### [Given data]
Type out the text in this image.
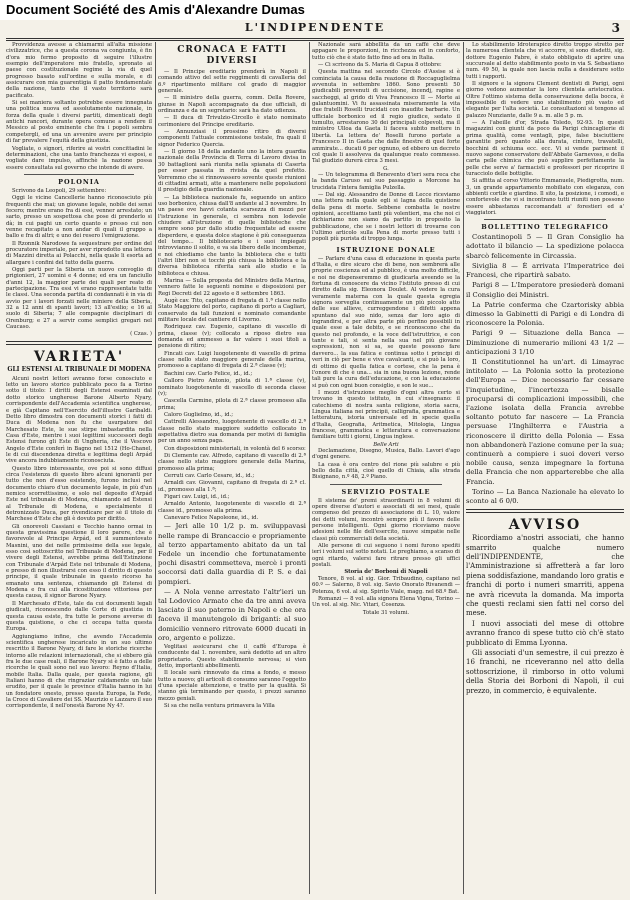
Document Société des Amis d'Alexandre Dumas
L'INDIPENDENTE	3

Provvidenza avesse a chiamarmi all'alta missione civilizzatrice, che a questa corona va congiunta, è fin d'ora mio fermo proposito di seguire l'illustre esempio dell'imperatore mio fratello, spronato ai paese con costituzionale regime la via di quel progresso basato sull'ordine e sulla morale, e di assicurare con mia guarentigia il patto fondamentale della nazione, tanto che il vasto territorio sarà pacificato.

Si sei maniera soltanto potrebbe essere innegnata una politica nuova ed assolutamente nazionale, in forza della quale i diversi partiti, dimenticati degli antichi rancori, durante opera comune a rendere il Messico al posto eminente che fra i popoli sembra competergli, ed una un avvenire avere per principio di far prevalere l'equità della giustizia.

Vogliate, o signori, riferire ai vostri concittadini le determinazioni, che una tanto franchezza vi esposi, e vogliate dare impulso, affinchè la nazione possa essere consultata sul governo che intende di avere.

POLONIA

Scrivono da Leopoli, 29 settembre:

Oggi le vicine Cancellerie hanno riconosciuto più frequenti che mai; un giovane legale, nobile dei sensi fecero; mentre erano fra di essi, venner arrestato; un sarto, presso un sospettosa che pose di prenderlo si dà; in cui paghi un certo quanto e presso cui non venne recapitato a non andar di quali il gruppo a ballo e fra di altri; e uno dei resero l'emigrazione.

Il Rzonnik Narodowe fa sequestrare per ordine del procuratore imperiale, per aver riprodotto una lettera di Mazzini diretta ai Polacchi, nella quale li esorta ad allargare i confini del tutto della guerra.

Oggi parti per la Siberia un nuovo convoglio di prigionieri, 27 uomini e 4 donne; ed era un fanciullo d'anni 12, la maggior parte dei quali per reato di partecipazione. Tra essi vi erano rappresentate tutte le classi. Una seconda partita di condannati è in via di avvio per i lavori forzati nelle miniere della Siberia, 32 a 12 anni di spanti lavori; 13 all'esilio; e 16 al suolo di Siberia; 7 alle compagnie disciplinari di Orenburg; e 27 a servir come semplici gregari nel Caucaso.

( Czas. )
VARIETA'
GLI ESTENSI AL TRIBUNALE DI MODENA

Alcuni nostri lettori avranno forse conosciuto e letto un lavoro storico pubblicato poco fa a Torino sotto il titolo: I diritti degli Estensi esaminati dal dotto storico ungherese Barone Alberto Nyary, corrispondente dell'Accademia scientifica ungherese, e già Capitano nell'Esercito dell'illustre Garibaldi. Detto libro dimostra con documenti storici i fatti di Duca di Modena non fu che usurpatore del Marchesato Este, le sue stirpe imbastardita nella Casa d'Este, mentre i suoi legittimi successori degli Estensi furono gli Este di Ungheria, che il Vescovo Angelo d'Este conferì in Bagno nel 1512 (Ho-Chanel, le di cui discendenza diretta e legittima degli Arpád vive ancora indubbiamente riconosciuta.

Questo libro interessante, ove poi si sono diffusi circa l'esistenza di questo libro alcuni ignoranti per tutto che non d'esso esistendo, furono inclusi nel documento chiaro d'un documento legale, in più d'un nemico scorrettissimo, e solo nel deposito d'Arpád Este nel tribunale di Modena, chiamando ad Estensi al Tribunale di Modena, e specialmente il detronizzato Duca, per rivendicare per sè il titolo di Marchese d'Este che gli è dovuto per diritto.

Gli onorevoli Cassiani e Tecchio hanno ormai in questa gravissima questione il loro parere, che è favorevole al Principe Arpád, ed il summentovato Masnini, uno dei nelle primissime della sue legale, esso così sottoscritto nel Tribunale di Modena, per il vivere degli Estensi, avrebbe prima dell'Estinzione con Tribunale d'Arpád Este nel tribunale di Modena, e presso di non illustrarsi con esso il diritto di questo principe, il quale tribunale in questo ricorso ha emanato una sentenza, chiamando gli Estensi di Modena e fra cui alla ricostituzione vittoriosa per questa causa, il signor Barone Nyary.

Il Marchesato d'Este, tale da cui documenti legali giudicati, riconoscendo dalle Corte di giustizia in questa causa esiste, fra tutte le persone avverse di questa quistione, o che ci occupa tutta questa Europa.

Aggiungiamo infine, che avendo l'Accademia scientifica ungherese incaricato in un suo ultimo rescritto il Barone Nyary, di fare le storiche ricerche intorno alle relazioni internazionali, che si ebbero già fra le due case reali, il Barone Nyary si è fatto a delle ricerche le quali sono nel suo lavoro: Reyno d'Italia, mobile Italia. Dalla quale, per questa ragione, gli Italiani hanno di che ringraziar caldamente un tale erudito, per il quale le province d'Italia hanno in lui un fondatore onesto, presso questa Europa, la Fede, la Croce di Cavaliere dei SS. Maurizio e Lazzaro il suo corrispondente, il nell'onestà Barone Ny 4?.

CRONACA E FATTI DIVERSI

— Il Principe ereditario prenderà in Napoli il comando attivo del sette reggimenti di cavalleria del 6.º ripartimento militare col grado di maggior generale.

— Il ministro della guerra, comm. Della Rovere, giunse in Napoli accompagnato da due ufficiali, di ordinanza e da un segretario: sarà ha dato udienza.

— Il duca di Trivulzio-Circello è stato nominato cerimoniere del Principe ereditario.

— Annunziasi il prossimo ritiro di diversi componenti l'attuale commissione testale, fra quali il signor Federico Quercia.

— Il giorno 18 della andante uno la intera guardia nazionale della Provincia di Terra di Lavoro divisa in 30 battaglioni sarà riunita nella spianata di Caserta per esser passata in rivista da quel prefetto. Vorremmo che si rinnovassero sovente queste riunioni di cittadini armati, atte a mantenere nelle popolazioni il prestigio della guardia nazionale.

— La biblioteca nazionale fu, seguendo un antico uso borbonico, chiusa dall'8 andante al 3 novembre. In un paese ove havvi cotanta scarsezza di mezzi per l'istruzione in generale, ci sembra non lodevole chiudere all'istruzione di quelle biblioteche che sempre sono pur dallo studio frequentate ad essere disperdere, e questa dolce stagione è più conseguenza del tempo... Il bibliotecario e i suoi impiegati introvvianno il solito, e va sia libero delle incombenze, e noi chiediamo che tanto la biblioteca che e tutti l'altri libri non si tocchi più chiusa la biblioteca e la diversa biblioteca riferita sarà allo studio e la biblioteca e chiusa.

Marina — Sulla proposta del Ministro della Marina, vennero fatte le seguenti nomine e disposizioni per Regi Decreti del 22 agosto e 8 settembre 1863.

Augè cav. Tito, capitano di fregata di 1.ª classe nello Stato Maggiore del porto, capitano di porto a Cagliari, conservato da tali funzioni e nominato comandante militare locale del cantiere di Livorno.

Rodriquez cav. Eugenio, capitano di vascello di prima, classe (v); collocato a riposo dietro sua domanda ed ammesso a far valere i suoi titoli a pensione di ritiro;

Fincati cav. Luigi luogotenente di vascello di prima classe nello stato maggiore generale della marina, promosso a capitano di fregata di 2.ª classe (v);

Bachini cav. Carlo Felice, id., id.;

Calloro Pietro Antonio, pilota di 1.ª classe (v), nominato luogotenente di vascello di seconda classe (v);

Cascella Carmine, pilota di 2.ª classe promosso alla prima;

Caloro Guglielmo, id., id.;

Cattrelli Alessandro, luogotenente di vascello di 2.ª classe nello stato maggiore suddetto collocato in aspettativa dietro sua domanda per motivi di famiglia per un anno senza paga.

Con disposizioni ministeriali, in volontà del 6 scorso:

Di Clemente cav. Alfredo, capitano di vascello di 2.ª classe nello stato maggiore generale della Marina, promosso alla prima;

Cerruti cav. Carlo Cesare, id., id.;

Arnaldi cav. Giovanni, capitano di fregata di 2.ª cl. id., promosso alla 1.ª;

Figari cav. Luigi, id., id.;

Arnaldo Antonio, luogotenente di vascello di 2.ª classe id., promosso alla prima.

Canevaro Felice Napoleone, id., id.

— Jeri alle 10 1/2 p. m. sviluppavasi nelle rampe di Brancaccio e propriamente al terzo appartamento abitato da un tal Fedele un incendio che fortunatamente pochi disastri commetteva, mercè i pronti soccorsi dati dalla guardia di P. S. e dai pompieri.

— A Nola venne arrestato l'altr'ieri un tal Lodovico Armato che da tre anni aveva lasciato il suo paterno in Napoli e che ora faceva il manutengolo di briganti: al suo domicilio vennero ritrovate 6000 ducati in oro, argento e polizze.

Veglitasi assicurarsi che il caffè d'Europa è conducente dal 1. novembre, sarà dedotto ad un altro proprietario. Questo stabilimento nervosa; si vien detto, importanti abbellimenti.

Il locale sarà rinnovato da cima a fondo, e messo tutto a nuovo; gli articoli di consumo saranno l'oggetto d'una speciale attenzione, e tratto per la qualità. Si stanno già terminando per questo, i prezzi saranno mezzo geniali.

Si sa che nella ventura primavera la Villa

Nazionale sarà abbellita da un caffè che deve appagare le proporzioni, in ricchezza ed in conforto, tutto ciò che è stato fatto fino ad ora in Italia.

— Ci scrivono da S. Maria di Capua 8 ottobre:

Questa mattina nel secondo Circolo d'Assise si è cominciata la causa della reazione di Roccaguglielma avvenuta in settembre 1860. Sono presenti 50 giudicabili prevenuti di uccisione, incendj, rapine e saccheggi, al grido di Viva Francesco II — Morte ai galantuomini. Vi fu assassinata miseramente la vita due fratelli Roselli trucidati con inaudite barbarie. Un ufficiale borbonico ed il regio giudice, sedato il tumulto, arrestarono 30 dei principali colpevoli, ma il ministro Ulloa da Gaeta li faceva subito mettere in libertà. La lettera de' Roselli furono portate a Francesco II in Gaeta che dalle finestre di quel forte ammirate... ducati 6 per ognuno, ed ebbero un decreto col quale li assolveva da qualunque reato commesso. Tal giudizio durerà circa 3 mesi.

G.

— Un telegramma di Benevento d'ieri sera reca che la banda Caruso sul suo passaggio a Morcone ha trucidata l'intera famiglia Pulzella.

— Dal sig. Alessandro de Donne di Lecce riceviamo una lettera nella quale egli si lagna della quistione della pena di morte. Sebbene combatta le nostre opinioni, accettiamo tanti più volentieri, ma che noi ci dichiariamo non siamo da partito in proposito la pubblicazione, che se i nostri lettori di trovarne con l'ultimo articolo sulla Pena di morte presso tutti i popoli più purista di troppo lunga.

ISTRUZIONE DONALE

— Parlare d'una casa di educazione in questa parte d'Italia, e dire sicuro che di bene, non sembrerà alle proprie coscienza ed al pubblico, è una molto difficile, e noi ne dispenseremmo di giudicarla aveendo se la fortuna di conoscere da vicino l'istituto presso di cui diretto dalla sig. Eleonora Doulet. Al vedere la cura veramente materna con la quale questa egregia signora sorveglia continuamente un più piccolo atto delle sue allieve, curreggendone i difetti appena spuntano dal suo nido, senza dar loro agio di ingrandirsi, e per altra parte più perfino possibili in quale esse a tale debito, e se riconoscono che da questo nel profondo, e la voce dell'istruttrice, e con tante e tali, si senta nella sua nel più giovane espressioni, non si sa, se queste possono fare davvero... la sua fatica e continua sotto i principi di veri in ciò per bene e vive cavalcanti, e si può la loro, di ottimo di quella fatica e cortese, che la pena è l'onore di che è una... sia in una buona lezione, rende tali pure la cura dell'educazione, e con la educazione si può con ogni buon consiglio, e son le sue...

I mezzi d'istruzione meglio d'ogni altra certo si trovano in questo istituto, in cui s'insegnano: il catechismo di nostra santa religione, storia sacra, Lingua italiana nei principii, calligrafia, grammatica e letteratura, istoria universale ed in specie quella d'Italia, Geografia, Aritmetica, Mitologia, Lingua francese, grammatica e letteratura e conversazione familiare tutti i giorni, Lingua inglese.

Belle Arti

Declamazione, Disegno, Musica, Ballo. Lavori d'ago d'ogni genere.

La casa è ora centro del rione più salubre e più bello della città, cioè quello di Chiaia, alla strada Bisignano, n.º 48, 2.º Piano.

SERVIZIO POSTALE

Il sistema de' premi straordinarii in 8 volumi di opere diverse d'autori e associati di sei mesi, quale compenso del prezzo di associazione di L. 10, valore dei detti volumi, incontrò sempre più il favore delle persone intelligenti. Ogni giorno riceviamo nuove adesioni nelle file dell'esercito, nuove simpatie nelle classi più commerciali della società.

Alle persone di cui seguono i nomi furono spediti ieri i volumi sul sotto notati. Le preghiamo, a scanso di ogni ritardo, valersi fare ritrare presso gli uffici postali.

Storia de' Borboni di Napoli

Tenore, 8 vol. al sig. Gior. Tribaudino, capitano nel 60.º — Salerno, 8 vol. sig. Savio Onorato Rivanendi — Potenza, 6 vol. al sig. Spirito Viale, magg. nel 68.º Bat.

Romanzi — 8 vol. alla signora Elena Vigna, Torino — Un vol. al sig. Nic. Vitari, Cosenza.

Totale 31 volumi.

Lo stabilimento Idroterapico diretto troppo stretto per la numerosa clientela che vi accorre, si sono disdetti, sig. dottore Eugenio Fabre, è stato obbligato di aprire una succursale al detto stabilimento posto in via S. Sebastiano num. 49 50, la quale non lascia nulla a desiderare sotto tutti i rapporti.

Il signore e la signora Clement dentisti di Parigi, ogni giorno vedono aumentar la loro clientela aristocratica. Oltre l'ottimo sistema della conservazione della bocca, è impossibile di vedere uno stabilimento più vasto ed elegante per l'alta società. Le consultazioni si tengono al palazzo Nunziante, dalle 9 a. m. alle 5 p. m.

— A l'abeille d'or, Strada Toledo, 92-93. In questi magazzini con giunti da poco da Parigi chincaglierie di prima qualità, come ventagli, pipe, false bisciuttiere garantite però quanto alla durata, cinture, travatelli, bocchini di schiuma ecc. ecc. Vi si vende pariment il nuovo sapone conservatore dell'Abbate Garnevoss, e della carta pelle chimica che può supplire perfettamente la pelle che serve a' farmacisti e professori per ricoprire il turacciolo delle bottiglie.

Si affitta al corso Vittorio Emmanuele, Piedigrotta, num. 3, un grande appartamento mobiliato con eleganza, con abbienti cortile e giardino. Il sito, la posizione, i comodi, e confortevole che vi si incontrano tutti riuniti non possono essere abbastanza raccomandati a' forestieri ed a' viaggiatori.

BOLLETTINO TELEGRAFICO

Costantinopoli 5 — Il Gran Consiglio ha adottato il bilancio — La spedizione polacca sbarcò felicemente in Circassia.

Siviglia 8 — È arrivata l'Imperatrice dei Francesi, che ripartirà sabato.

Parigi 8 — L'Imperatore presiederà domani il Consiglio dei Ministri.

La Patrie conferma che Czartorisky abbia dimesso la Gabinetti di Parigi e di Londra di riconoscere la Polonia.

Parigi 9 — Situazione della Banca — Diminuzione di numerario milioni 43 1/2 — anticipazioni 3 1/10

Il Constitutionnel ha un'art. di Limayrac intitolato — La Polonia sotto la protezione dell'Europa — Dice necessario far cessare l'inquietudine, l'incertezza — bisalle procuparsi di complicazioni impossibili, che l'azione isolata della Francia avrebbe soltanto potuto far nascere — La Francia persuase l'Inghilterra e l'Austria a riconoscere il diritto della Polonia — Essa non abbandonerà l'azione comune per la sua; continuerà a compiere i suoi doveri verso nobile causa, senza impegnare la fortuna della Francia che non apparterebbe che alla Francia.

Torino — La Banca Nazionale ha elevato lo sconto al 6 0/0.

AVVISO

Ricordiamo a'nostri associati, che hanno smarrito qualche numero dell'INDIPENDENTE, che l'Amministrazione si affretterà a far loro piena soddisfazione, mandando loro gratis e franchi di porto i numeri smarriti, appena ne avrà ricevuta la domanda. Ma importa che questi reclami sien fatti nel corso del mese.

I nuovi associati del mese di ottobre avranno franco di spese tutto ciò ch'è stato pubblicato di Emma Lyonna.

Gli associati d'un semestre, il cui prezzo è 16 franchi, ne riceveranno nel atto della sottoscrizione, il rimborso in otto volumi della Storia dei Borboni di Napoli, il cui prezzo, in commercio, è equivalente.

### [Job]
Find every line that holds "ereditario" and copy it.

### [Output]
— Il Principe ereditario prenderà in Napoli il comando attivo del sette reggimenti di cavalleria del 6.º ripartimento militare col grado di maggior generale.
— Il duca di Trivulzio-Circello è stato nominato cerimoniere del Principe ereditario.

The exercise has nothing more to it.